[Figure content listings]
+++
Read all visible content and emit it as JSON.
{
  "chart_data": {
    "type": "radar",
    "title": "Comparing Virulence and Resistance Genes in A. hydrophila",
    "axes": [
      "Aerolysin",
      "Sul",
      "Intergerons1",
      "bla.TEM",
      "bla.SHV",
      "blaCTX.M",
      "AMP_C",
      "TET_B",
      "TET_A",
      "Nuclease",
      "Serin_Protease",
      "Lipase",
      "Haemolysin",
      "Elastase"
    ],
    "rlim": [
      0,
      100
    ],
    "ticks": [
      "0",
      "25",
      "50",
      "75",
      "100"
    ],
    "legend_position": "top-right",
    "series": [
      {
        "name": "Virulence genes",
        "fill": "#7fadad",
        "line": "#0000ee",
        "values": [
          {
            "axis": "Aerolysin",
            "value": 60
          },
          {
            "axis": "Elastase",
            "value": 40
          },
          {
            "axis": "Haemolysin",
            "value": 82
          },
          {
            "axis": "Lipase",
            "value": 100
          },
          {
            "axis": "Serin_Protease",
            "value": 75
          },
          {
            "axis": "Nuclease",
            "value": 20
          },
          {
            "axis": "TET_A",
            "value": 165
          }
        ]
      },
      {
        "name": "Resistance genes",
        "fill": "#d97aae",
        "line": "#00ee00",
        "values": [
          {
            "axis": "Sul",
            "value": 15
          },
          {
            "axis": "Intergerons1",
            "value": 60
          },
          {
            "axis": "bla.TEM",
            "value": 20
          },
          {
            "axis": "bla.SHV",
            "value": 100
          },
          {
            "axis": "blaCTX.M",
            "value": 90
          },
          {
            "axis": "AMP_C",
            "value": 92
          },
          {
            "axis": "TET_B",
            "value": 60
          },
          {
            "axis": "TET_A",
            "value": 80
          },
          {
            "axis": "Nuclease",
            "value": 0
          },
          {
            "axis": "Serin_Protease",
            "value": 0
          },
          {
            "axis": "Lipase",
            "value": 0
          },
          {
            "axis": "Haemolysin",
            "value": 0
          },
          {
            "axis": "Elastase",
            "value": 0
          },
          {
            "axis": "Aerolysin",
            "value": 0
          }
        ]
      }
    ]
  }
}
+++
## What you need to do
Copy the records exactly, keeping every word in place.

## Exercise answer
Read all visible content and emit it as JSON.
{
  "chart_data": {
    "type": "radar",
    "title": "Comparing Virulence and Resistance Genes in A. hydrophila",
    "axes": [
      "Aerolysin",
      "Sul",
      "Intergerons1",
      "bla.TEM",
      "bla.SHV",
      "blaCTX.M",
      "AMP_C",
      "TET_B",
      "TET_A",
      "Nuclease",
      "Serin_Protease",
      "Lipase",
      "Haemolysin",
      "Elastase"
    ],
    "rlim": [
      0,
      100
    ],
    "ticks": [
      "0",
      "25",
      "50",
      "75",
      "100"
    ],
    "legend_position": "top-right",
    "series": [
      {
        "name": "Virulence genes",
        "fill": "#7fadad",
        "line": "#0000ee",
        "values": [
          {
            "axis": "Aerolysin",
            "value": 60
          },
          {
            "axis": "Elastase",
            "value": 40
          },
          {
            "axis": "Haemolysin",
            "value": 82
          },
          {
            "axis": "Lipase",
            "value": 100
          },
          {
            "axis": "Serin_Protease",
            "value": 75
          },
          {
            "axis": "Nuclease",
            "value": 20
          },
          {
            "axis": "TET_A",
            "value": 165
          }
        ]
      },
      {
        "name": "Resistance genes",
        "fill": "#d97aae",
        "line": "#00ee00",
        "values": [
          {
            "axis": "Sul",
            "value": 15
          },
          {
            "axis": "Intergerons1",
            "value": 60
          },
          {
            "axis": "bla.TEM",
            "value": 20
          },
          {
            "axis": "bla.SHV",
            "value": 100
          },
          {
            "axis": "blaCTX.M",
            "value": 90
          },
          {
            "axis": "AMP_C",
            "value": 92
          },
          {
            "axis": "TET_B",
            "value": 60
          },
          {
            "axis": "TET_A",
            "value": 80
          },
          {
            "axis": "Nuclease",
            "value": 0
          },
          {
            "axis": "Serin_Protease",
            "value": 0
          },
          {
            "axis": "Lipase",
            "value": 0
          },
          {
            "axis": "Haemolysin",
            "value": 0
          },
          {
            "axis": "Elastase",
            "value": 0
          },
          {
            "axis": "Aerolysin",
            "value": 0
          }
        ]
      }
    ]
  }
}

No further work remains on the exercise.